Records contained in a dataset
○ ○ ○
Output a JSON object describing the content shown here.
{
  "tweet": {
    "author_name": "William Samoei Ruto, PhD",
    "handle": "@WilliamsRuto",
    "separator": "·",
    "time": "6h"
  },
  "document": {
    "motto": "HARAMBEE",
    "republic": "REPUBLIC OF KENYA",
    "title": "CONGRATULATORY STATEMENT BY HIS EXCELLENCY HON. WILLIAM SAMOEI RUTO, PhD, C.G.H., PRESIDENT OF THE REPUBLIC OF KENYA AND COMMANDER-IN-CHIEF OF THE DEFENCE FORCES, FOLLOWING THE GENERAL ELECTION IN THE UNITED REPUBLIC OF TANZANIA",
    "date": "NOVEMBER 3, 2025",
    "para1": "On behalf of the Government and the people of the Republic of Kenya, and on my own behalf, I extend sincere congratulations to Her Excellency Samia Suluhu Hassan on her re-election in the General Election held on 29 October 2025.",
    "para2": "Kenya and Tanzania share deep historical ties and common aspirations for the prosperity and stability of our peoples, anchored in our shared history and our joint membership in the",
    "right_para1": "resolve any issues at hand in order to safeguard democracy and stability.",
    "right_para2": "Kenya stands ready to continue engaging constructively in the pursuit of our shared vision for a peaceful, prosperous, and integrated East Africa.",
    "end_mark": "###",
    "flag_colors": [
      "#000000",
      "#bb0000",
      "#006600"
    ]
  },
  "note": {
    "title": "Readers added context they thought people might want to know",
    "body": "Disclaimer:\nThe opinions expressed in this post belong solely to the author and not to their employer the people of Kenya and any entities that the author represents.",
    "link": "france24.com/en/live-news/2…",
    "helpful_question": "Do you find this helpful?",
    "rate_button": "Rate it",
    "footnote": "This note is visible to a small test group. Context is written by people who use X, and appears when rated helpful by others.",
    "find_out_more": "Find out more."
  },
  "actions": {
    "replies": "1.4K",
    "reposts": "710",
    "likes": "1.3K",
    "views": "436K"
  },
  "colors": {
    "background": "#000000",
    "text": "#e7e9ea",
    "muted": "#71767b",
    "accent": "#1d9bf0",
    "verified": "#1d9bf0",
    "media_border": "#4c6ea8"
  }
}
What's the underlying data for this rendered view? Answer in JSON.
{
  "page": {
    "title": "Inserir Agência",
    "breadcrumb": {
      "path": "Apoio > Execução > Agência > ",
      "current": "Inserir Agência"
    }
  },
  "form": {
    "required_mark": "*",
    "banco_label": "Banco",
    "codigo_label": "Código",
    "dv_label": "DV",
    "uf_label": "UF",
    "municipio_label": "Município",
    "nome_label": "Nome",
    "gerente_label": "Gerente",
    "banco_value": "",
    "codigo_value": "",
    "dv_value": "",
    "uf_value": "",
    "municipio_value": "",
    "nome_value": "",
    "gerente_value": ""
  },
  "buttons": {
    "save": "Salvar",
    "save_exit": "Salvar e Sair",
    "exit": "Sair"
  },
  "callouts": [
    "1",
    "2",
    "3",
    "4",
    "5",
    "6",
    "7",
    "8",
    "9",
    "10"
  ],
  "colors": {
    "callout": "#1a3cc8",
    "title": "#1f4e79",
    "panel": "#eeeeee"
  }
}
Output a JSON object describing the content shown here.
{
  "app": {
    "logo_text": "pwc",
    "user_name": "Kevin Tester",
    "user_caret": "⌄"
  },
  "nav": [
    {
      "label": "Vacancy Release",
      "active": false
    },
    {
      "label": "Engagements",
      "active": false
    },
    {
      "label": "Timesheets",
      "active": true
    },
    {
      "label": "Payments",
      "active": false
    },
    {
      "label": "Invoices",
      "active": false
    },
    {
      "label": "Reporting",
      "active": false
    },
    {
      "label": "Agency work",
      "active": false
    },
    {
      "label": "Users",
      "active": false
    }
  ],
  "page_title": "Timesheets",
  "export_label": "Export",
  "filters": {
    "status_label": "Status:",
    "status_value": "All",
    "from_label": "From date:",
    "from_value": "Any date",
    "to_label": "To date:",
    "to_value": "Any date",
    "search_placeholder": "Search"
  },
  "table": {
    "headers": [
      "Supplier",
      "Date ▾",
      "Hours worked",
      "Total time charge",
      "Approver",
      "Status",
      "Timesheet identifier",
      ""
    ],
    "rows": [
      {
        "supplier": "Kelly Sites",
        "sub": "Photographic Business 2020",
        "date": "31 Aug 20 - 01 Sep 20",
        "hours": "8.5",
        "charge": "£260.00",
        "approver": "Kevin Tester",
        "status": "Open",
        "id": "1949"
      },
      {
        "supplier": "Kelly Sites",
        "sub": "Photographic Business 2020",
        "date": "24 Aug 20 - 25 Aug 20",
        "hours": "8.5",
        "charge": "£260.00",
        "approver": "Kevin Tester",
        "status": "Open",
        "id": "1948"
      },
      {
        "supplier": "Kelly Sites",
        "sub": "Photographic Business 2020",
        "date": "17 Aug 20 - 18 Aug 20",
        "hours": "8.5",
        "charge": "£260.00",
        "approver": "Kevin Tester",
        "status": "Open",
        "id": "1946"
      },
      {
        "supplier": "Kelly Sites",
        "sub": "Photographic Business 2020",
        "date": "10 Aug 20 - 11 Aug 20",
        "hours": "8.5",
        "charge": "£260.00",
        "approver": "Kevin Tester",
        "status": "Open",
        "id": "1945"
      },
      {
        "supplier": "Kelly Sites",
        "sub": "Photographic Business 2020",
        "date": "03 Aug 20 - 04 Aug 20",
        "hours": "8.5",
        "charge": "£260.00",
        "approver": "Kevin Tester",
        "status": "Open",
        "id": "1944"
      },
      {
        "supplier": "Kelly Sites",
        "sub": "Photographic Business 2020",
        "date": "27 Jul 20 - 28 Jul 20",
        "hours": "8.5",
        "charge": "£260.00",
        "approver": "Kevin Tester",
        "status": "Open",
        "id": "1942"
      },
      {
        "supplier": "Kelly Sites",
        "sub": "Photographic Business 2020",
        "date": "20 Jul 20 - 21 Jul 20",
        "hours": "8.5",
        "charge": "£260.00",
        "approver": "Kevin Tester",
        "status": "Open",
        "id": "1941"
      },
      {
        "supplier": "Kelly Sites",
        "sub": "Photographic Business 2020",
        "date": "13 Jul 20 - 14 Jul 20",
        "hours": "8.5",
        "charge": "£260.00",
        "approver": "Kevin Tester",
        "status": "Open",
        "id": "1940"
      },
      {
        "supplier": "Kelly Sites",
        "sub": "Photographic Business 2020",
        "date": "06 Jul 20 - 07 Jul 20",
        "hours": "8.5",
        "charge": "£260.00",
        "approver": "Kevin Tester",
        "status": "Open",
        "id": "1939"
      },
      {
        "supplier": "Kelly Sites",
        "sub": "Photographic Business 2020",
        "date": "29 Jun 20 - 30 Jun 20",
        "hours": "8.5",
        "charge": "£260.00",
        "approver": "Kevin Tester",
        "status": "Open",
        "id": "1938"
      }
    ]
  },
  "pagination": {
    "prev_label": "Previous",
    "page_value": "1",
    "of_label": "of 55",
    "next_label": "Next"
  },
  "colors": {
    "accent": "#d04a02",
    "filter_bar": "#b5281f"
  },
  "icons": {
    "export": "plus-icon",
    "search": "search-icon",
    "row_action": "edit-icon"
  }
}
○ ○ ○
### Exercise instructions
Find the string "Agência" in the listing and return every line that holds it.

### Correct response
    "title": "Inserir Agência",
      "path": "Apoio > Execução > Agência > ",
      "current": "Inserir Agência"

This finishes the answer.